__The exercise__.
Copy out each line exactly as it appears.

__Data section__.
*****

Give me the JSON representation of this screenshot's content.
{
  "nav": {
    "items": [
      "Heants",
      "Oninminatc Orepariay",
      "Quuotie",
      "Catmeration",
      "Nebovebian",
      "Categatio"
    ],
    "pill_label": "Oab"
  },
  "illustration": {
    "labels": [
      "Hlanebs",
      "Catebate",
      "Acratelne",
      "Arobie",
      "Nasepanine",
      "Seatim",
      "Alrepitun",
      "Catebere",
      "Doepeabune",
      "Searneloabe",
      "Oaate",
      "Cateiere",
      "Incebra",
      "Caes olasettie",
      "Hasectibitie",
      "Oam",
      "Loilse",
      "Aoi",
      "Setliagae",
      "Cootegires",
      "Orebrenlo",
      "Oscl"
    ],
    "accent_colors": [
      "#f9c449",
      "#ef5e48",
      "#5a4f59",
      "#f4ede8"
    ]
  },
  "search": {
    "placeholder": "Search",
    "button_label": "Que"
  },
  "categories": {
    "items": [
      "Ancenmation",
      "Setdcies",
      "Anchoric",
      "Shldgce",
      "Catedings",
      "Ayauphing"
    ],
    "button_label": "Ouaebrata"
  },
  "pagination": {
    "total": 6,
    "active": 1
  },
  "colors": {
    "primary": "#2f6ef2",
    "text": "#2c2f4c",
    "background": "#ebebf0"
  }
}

*****

__The response__.
Give me the JSON representation of this screenshot's content.
{
  "nav": {
    "items": [
      "Heants",
      "Oninminatc Orepariay",
      "Quuotie",
      "Catmeration",
      "Nebovebian",
      "Categatio"
    ],
    "pill_label": "Oab"
  },
  "illustration": {
    "labels": [
      "Hlanebs",
      "Catebate",
      "Acratelne",
      "Arobie",
      "Nasepanine",
      "Seatim",
      "Alrepitun",
      "Catebere",
      "Doepeabune",
      "Searneloabe",
      "Oaate",
      "Cateiere",
      "Incebra",
      "Caes olasettie",
      "Hasectibitie",
      "Oam",
      "Loilse",
      "Aoi",
      "Setliagae",
      "Cootegires",
      "Orebrenlo",
      "Oscl"
    ],
    "accent_colors": [
      "#f9c449",
      "#ef5e48",
      "#5a4f59",
      "#f4ede8"
    ]
  },
  "search": {
    "placeholder": "Search",
    "button_label": "Que"
  },
  "categories": {
    "items": [
      "Ancenmation",
      "Setdcies",
      "Anchoric",
      "Shldgce",
      "Catedings",
      "Ayauphing"
    ],
    "button_label": "Ouaebrata"
  },
  "pagination": {
    "total": 6,
    "active": 1
  },
  "colors": {
    "primary": "#2f6ef2",
    "text": "#2c2f4c",
    "background": "#ebebf0"
  }
}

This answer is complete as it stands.